• PROBLEM DETAILS
Extract every line below that contains the word "Ambient".

(Data tied to figure images)
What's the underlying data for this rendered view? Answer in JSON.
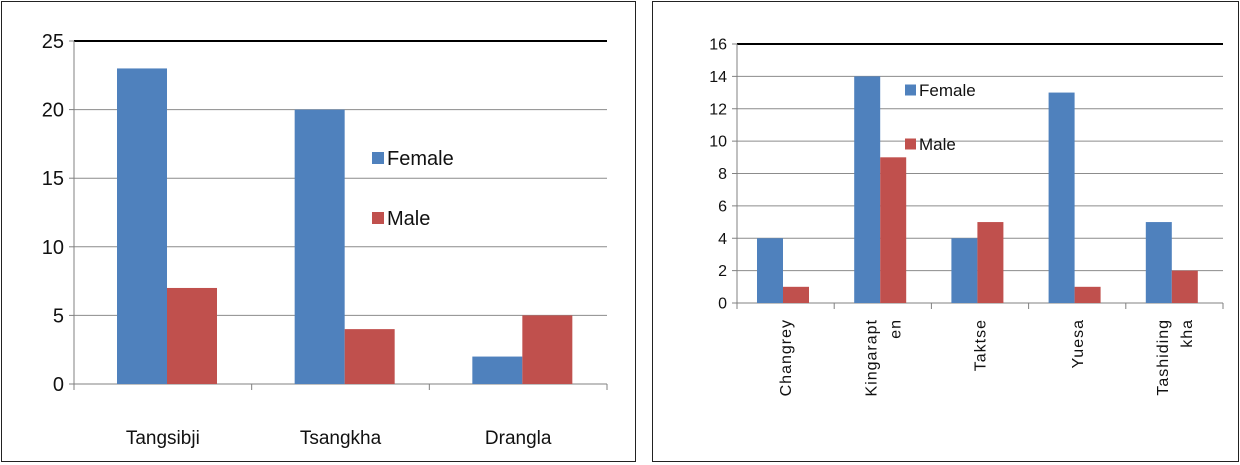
{
  "chart_data": [
    {
      "type": "bar",
      "categories": [
        "Tangsibji",
        "Tsangkha",
        "Drangla"
      ],
      "series": [
        {
          "name": "Female",
          "color": "#4F81BD",
          "values": [
            23,
            20,
            2
          ]
        },
        {
          "name": "Male",
          "color": "#C0504D",
          "values": [
            7,
            4,
            5
          ]
        }
      ],
      "ylim": [
        0,
        25
      ],
      "yticks": [
        0,
        5,
        10,
        15,
        20,
        25
      ],
      "grid": true,
      "legend": "right"
    },
    {
      "type": "bar",
      "categories": [
        "Changrey",
        "Kingarapten",
        "Taktse",
        "Yuesa",
        "Tashidingkha"
      ],
      "category_label_lines": [
        [
          "Changrey"
        ],
        [
          "Kingarapt",
          "en"
        ],
        [
          "Taktse"
        ],
        [
          "Yuesa"
        ],
        [
          "Tashiding",
          "kha"
        ]
      ],
      "series": [
        {
          "name": "Female",
          "color": "#4F81BD",
          "values": [
            4,
            14,
            4,
            13,
            5
          ]
        },
        {
          "name": "Male",
          "color": "#C0504D",
          "values": [
            1,
            9,
            5,
            1,
            2
          ]
        }
      ],
      "ylim": [
        0,
        16
      ],
      "yticks": [
        0,
        2,
        4,
        6,
        8,
        10,
        12,
        14,
        16
      ],
      "grid": true,
      "legend": "top-center"
    }
  ]
}
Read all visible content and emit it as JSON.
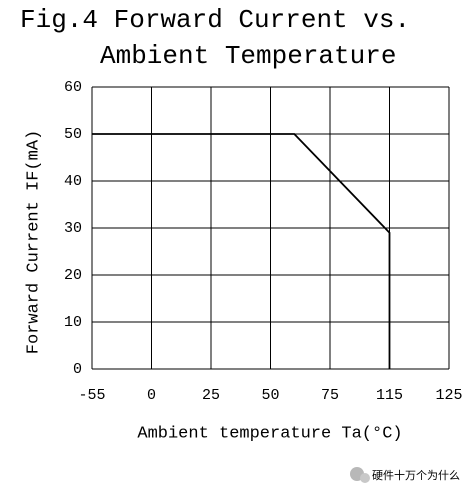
{
  "chart_data": {
    "type": "line",
    "title": [
      "Fig.4 Forward Current vs.",
      "Ambient Temperature"
    ],
    "x_label": "Ambient temperature Ta(°C)",
    "y_label": "Forward Current IF(mA)",
    "x": [
      -55,
      60,
      115,
      115
    ],
    "values": [
      50,
      50,
      29,
      0
    ],
    "color": "#000000",
    "xlim": [
      -55,
      125
    ],
    "xticks": [
      -55,
      0,
      25,
      50,
      75,
      115,
      125
    ],
    "ylim": [
      0,
      60
    ],
    "yticks": [
      0,
      10,
      20,
      30,
      40,
      50,
      60
    ],
    "grid": true,
    "annotation": "硬件十万个为什么"
  }
}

• SOLUTION TO THE PROBLEM
      "Ambient Temperature"
    "x_label": "Ambient temperature Ta(°C)",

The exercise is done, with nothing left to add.